Stored records

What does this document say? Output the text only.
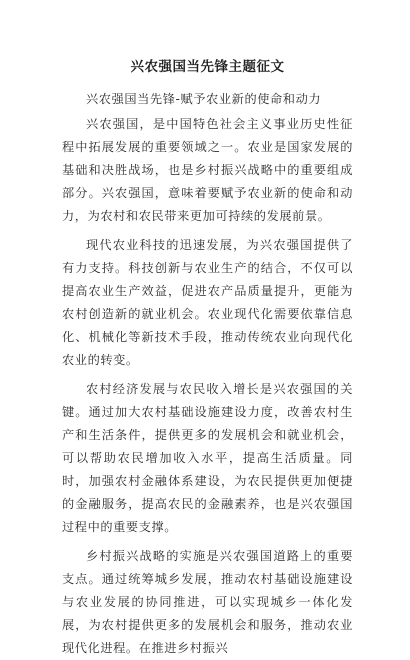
兴农强国当先锋主题征文
兴农强国当先锋-赋予农业新的使命和动力

兴农强国，是中国特色社会主义事业历史性征程中拓展发展的重要领域之一。农业是国家发展的基础和决胜战场，也是乡村振兴战略中的重要组成部分。兴农强国，意味着要赋予农业新的使命和动力，为农村和农民带来更加可持续的发展前景。

现代农业科技的迅速发展，为兴农强国提供了有力支持。科技创新与农业生产的结合，不仅可以提高农业生产效益，促进农产品质量提升，更能为农村创造新的就业机会。农业现代化需要依靠信息化、机械化等新技术手段，推动传统农业向现代化农业的转变。

农村经济发展与农民收入增长是兴农强国的关键。通过加大农村基础设施建设力度，改善农村生产和生活条件，提供更多的发展机会和就业机会，可以帮助农民增加收入水平，提高生活质量。同时，加强农村金融体系建设，为农民提供更加便捷的金融服务，提高农民的金融素养，也是兴农强国过程中的重要支撑。

乡村振兴战略的实施是兴农强国道路上的重要支点。通过统筹城乡发展，推动农村基础设施建设与农业发展的协同推进，可以实现城乡一体化发展，为农村提供更多的发展机会和服务，推动农业现代化进程。在推进乡村振兴
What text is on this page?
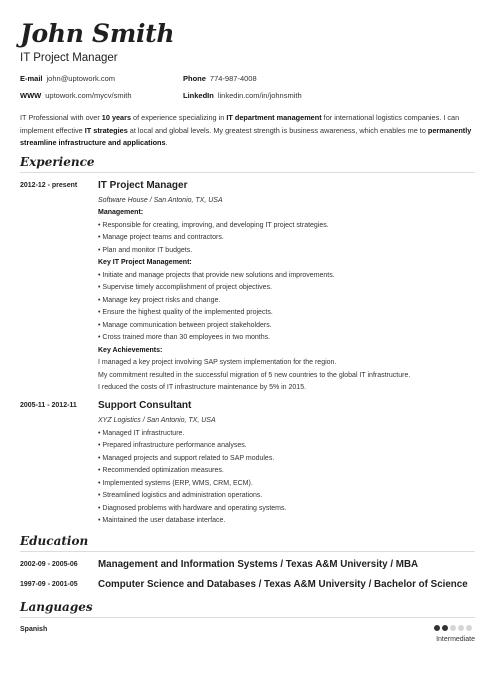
John Smith
IT Project Manager
E-mail john@uptowork.com	Phone 774-987-4008
WWW uptowork.com/mycv/smith	LinkedIn linkedin.com/in/johnsmith
IT Professional with over 10 years of experience specializing in IT department management for international logistics companies. I can implement effective IT strategies at local and global levels. My greatest strength is business awareness, which enables me to permanently streamline infrastructure and applications.
Experience
2012-12 - present IT Project Manager
Software House / San Antonio, TX, USA
Management:
• Responsible for creating, improving, and developing IT project strategies.
• Manage project teams and contractors.
• Plan and monitor IT budgets.
Key IT Project Management:
• Initiate and manage projects that provide new solutions and improvements.
• Supervise timely accomplishment of project objectives.
• Manage key project risks and change.
• Ensure the highest quality of the implemented projects.
• Manage communication between project stakeholders.
• Cross trained more than 30 employees in two months.
Key Achievements:
I managed a key project involving SAP system implementation for the region.
My commitment resulted in the successful migration of 5 new countries to the global IT infrastructure.
I reduced the costs of IT infrastructure maintenance by 5% in 2015.
2005-11 - 2012-11 Support Consultant
XYZ Logistics / San Antonio, TX, USA
• Managed IT infrastructure.
• Prepared infrastructure performance analyses.
• Managed projects and support related to SAP modules.
• Recommended optimization measures.
• Implemented systems (ERP, WMS, CRM, ECM).
• Streamlined logistics and administration operations.
• Diagnosed problems with hardware and operating systems.
• Maintained the user database interface.
Education
2002-09 - 2005-06 Management and Information Systems / Texas A&M University / MBA
1997-09 - 2001-05 Computer Science and Databases / Texas A&M University / Bachelor of Science
Languages
Spanish
Intermediate
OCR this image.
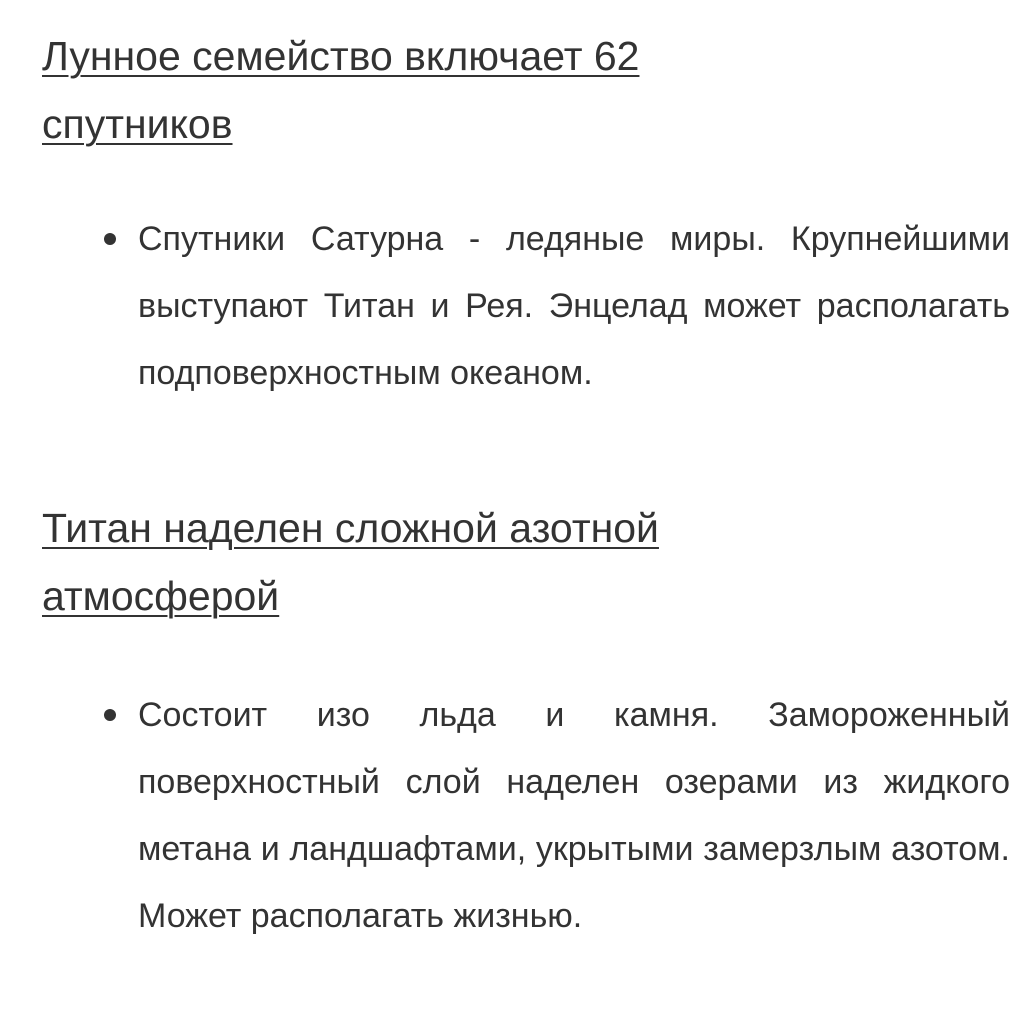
Лунное семейство включает 62 спутников
Спутники Сатурна - ледяные миры. Крупнейшими выступают Титан и Рея. Энцелад может располагать подповерхностным океаном.
Титан наделен сложной азотной атмосферой
Состоит изо льда и камня. Замороженный поверхностный слой наделен озерами из жидкого метана и ландшафтами, укрытыми замерзлым азотом. Может располагать жизнью.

• _DIRECTIONS FOR THIS TASK_:
Skip the pictures and print each record exactly as it stands.

• _FINAL ANSWER_:
What does this document say? Output the text only.
兴农强国当先锋主题征文
兴农强国当先锋-赋予农业新的使命和动力

兴农强国，是中国特色社会主义事业历史性征程中拓展发展的重要领域之一。农业是国家发展的基础和决胜战场，也是乡村振兴战略中的重要组成部分。兴农强国，意味着要赋予农业新的使命和动力，为农村和农民带来更加可持续的发展前景。

现代农业科技的迅速发展，为兴农强国提供了有力支持。科技创新与农业生产的结合，不仅可以提高农业生产效益，促进农产品质量提升，更能为农村创造新的就业机会。农业现代化需要依靠信息化、机械化等新技术手段，推动传统农业向现代化农业的转变。

农村经济发展与农民收入增长是兴农强国的关键。通过加大农村基础设施建设力度，改善农村生产和生活条件，提供更多的发展机会和就业机会，可以帮助农民增加收入水平，提高生活质量。同时，加强农村金融体系建设，为农民提供更加便捷的金融服务，提高农民的金融素养，也是兴农强国过程中的重要支撑。

乡村振兴战略的实施是兴农强国道路上的重要支点。通过统筹城乡发展，推动农村基础设施建设与农业发展的协同推进，可以实现城乡一体化发展，为农村提供更多的发展机会和服务，推动农业现代化进程。在推进乡村振兴
What text is on this page?
John Smith
IT Project Manager
E-mail john@uptowork.com	Phone 774-987-4008
WWW uptowork.com/mycv/smith	LinkedIn linkedin.com/in/johnsmith
IT Professional with over 10 years of experience specializing in IT department management for international logistics companies. I can implement effective IT strategies at local and global levels. My greatest strength is business awareness, which enables me to permanently streamline infrastructure and applications.
Experience
2012-12 - present IT Project Manager
Software House / San Antonio, TX, USA
Management:
• Responsible for creating, improving, and developing IT project strategies.
• Manage project teams and contractors.
• Plan and monitor IT budgets.
Key IT Project Management:
• Initiate and manage projects that provide new solutions and improvements.
• Supervise timely accomplishment of project objectives.
• Manage key project risks and change.
• Ensure the highest quality of the implemented projects.
• Manage communication between project stakeholders.
• Cross trained more than 30 employees in two months.
Key Achievements:
I managed a key project involving SAP system implementation for the region.
My commitment resulted in the successful migration of 5 new countries to the global IT infrastructure.
I reduced the costs of IT infrastructure maintenance by 5% in 2015.
2005-11 - 2012-11 Support Consultant
XYZ Logistics / San Antonio, TX, USA
• Managed IT infrastructure.
• Prepared infrastructure performance analyses.
• Managed projects and support related to SAP modules.
• Recommended optimization measures.
• Implemented systems (ERP, WMS, CRM, ECM).
• Streamlined logistics and administration operations.
• Diagnosed problems with hardware and operating systems.
• Maintained the user database interface.
Education
2002-09 - 2005-06 Management and Information Systems / Texas A&M University / MBA
1997-09 - 2001-05 Computer Science and Databases / Texas A&M University / Bachelor of Science
Languages
Spanish
Intermediate
OCR this image.
Лунное семейство включает 62 спутников
Спутники Сатурна - ледяные миры. Крупнейшими выступают Титан и Рея. Энцелад может располагать подповерхностным океаном.
Титан наделен сложной азотной атмосферой
Состоит изо льда и камня. Замороженный поверхностный слой наделен озерами из жидкого метана и ландшафтами, укрытыми замерзлым азотом. Может располагать жизнью.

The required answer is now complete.